| What this task involves |
Below are the records; copy out every line that holds the word "posizione".

Excerpts from a transcription dataset:
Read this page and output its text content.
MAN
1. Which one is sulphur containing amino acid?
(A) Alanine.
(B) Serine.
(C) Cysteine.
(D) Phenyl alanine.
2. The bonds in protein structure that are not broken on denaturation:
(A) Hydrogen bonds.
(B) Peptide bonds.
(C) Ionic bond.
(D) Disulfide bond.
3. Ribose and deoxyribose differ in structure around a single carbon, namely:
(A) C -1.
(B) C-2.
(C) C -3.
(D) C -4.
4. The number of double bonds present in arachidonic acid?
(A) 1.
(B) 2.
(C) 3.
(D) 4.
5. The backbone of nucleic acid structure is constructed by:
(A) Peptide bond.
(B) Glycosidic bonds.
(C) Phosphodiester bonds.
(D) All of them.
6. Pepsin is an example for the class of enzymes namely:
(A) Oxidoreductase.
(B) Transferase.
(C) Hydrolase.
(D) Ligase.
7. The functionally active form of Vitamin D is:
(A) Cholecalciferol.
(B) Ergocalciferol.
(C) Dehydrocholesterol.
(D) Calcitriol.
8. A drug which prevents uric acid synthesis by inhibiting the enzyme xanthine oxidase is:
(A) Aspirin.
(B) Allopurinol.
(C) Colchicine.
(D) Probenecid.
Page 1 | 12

==

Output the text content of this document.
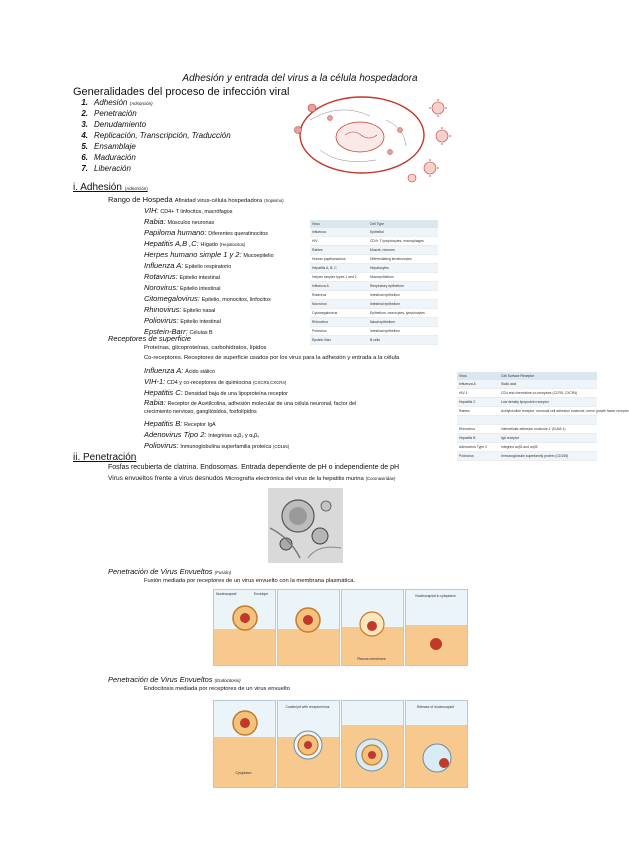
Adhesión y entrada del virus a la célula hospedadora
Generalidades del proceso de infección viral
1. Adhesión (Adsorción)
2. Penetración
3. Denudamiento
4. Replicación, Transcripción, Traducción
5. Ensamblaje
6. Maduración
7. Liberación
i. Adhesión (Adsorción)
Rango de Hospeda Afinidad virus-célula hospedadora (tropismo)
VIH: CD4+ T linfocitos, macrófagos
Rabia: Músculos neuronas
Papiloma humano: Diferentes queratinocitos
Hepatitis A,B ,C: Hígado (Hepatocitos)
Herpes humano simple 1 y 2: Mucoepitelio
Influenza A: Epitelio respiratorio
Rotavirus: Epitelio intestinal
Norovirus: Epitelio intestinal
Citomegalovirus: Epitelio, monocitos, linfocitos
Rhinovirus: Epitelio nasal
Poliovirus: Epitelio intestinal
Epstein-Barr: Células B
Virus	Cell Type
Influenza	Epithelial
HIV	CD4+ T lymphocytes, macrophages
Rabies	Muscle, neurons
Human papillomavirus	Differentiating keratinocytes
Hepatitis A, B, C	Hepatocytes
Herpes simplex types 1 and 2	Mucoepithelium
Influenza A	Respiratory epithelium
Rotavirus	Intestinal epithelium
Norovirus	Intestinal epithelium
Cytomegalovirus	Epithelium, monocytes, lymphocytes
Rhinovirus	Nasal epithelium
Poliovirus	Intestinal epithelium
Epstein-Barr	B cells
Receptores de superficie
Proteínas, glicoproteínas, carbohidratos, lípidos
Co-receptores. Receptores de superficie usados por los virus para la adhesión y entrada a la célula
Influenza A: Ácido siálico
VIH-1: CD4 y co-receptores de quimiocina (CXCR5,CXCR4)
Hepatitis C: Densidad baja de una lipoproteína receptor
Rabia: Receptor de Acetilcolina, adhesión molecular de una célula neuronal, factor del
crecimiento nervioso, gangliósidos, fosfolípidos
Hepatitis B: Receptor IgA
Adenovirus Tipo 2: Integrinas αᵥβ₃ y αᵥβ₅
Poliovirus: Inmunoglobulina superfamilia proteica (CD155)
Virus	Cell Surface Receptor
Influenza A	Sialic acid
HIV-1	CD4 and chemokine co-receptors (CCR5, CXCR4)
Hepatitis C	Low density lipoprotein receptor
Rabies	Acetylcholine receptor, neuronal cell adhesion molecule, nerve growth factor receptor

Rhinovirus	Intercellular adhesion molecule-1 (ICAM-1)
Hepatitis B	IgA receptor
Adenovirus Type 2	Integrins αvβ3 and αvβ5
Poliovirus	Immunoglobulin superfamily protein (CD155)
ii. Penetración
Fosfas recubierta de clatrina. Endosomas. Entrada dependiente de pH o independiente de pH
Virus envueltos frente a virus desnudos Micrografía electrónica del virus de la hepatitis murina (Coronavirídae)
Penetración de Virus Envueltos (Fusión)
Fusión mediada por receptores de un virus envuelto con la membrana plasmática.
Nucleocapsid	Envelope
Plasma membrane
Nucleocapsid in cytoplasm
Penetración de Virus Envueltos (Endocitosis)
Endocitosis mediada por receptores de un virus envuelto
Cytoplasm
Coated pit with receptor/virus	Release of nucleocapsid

==

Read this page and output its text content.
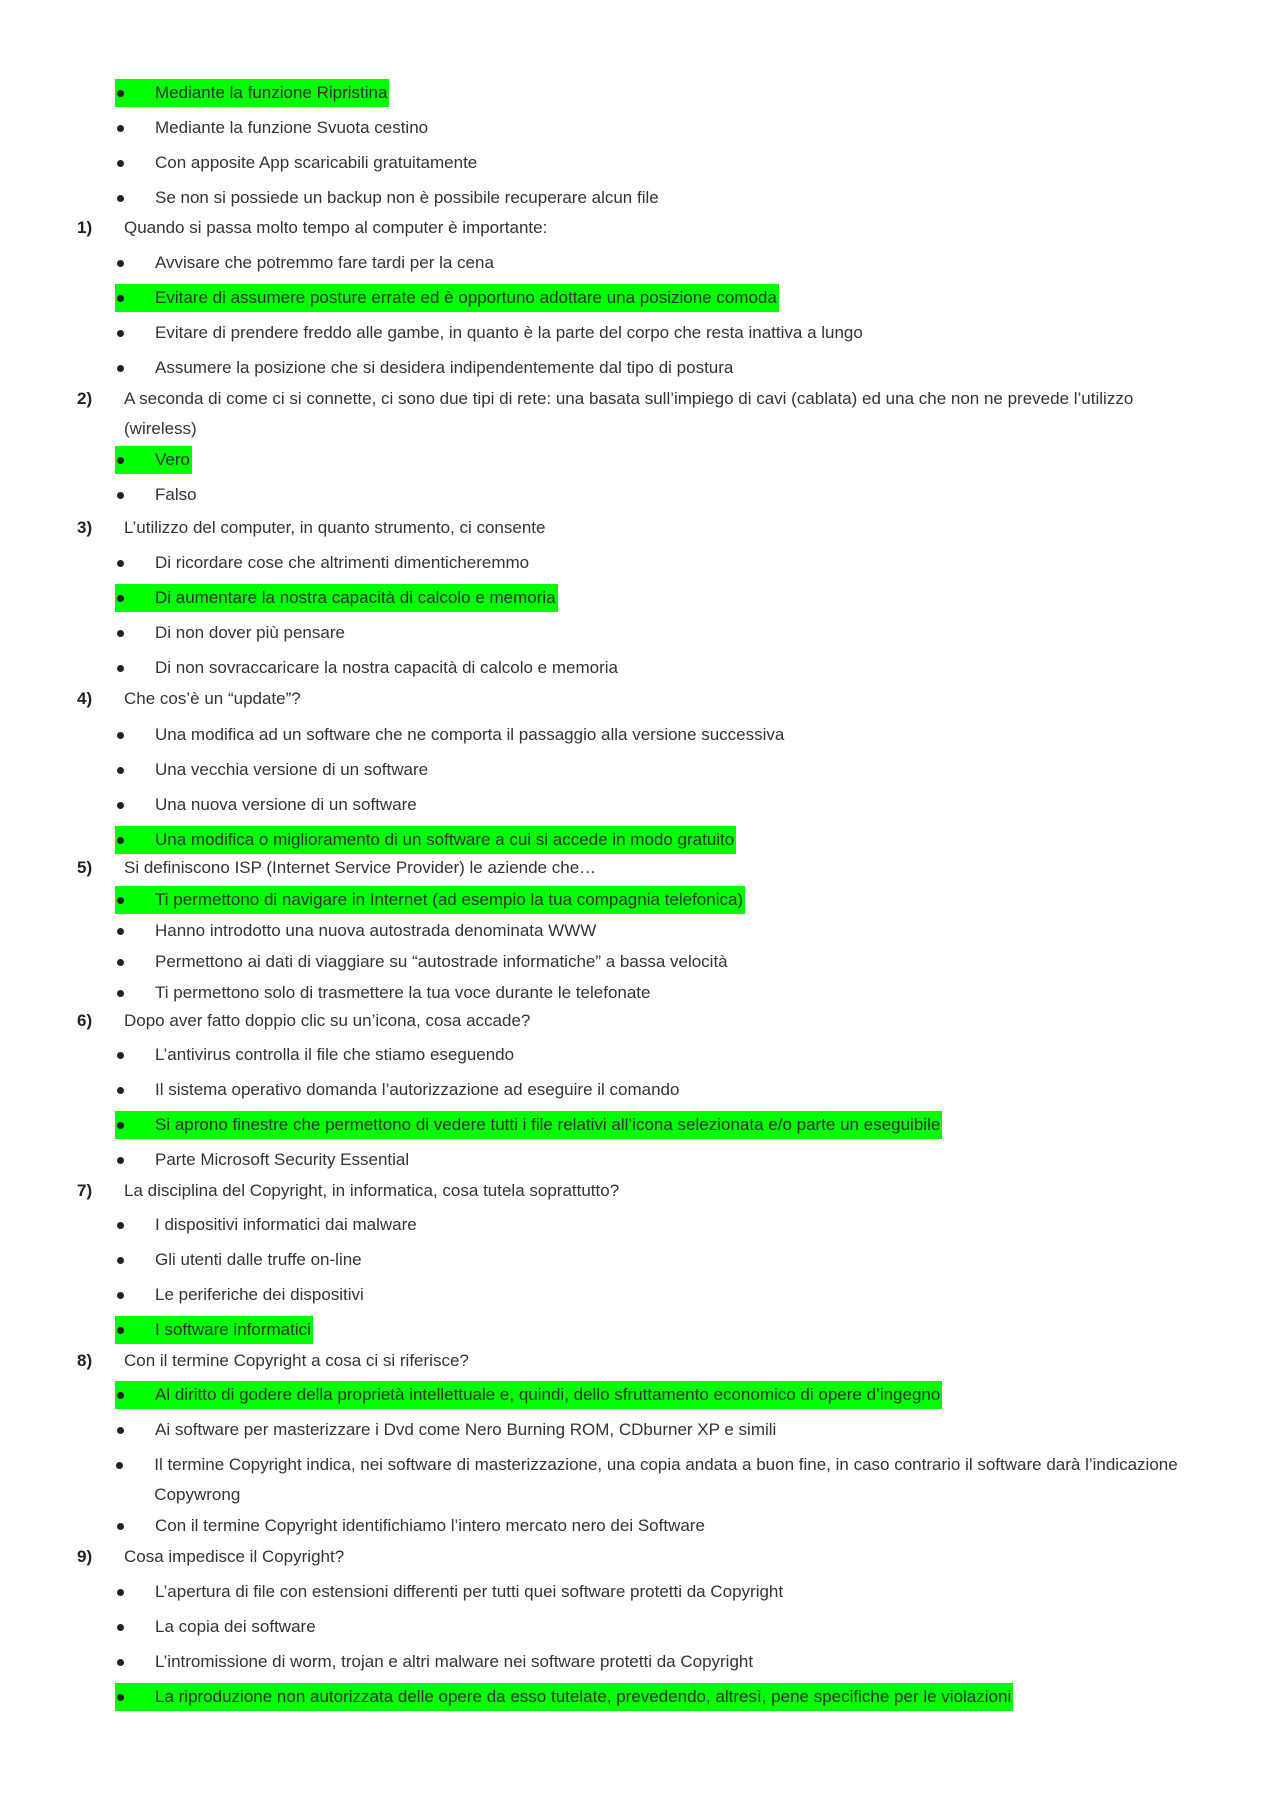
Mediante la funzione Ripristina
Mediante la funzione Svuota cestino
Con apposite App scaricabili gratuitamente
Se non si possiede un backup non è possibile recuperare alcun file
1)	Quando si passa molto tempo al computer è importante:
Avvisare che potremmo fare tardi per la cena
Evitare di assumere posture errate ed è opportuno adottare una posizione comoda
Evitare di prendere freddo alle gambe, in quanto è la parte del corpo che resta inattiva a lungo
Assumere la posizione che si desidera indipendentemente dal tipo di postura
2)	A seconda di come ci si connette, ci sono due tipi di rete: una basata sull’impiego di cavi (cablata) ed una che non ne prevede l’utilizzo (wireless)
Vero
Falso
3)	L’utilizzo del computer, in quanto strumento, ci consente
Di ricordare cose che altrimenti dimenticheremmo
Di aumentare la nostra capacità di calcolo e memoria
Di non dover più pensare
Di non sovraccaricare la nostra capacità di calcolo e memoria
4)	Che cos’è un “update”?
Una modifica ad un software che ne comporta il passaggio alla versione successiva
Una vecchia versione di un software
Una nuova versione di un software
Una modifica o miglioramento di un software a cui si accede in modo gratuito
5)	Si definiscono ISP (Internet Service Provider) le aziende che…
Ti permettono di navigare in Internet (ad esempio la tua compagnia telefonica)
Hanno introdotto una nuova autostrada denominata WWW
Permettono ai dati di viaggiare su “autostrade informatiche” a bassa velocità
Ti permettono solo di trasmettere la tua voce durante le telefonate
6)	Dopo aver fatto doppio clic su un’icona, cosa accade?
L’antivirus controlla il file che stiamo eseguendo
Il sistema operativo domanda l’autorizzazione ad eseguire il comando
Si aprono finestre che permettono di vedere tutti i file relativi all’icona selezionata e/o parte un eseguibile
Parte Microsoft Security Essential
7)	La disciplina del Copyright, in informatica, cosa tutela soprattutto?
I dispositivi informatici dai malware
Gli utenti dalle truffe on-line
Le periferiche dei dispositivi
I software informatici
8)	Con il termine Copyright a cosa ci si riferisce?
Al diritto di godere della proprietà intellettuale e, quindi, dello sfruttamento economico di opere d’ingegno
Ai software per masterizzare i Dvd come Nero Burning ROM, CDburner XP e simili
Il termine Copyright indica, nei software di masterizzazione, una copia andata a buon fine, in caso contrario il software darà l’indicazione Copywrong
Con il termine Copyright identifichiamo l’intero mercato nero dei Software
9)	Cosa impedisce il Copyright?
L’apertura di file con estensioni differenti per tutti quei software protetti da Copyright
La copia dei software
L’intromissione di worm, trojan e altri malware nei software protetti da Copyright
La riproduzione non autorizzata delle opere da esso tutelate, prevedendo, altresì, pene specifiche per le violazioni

| Task result |
Evitare di assumere posture errate ed è opportuno adottare una posizione comoda
Assumere la posizione che si desidera indipendentemente dal tipo di postura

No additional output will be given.